**TO DO:**
Reproduce every entry exactly.

**DATA ENTRIES:**
____

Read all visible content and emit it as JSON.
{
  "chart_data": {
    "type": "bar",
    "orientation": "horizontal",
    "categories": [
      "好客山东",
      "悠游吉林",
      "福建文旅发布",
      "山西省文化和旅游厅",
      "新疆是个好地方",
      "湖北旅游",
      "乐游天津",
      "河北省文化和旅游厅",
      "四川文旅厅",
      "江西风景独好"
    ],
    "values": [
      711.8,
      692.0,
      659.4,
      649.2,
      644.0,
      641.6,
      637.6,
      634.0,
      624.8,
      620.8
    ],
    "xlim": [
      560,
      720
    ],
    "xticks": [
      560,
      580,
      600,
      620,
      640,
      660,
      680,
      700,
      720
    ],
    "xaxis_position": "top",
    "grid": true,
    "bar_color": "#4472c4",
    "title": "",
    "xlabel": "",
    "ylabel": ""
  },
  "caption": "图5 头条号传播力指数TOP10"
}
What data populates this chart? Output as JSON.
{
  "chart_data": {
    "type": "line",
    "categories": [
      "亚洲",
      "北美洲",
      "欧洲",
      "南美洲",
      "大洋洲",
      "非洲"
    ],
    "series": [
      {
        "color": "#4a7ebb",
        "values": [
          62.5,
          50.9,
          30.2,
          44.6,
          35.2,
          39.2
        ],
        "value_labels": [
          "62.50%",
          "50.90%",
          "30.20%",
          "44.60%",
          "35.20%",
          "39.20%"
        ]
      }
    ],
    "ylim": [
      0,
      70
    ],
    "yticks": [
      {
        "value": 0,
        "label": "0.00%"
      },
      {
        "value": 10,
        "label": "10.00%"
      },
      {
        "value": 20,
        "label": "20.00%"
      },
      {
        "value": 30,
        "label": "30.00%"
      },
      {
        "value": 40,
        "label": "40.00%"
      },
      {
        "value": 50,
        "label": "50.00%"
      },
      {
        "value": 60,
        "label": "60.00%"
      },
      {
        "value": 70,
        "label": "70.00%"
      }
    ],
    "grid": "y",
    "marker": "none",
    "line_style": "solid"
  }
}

____

**SOLUTION:**
Read all visible content and emit it as JSON.
{
  "chart_data": {
    "type": "bar",
    "orientation": "horizontal",
    "categories": [
      "好客山东",
      "悠游吉林",
      "福建文旅发布",
      "山西省文化和旅游厅",
      "新疆是个好地方",
      "湖北旅游",
      "乐游天津",
      "河北省文化和旅游厅",
      "四川文旅厅",
      "江西风景独好"
    ],
    "values": [
      711.8,
      692.0,
      659.4,
      649.2,
      644.0,
      641.6,
      637.6,
      634.0,
      624.8,
      620.8
    ],
    "xlim": [
      560,
      720
    ],
    "xticks": [
      560,
      580,
      600,
      620,
      640,
      660,
      680,
      700,
      720
    ],
    "xaxis_position": "top",
    "grid": true,
    "bar_color": "#4472c4",
    "title": "",
    "xlabel": "",
    "ylabel": ""
  },
  "caption": "图5 头条号传播力指数TOP10"
}
What data populates this chart? Output as JSON.
{
  "chart_data": {
    "type": "line",
    "categories": [
      "亚洲",
      "北美洲",
      "欧洲",
      "南美洲",
      "大洋洲",
      "非洲"
    ],
    "series": [
      {
        "color": "#4a7ebb",
        "values": [
          62.5,
          50.9,
          30.2,
          44.6,
          35.2,
          39.2
        ],
        "value_labels": [
          "62.50%",
          "50.90%",
          "30.20%",
          "44.60%",
          "35.20%",
          "39.20%"
        ]
      }
    ],
    "ylim": [
      0,
      70
    ],
    "yticks": [
      {
        "value": 0,
        "label": "0.00%"
      },
      {
        "value": 10,
        "label": "10.00%"
      },
      {
        "value": 20,
        "label": "20.00%"
      },
      {
        "value": 30,
        "label": "30.00%"
      },
      {
        "value": 40,
        "label": "40.00%"
      },
      {
        "value": 50,
        "label": "50.00%"
      },
      {
        "value": 60,
        "label": "60.00%"
      },
      {
        "value": 70,
        "label": "70.00%"
      }
    ],
    "grid": "y",
    "marker": "none",
    "line_style": "solid"
  }
}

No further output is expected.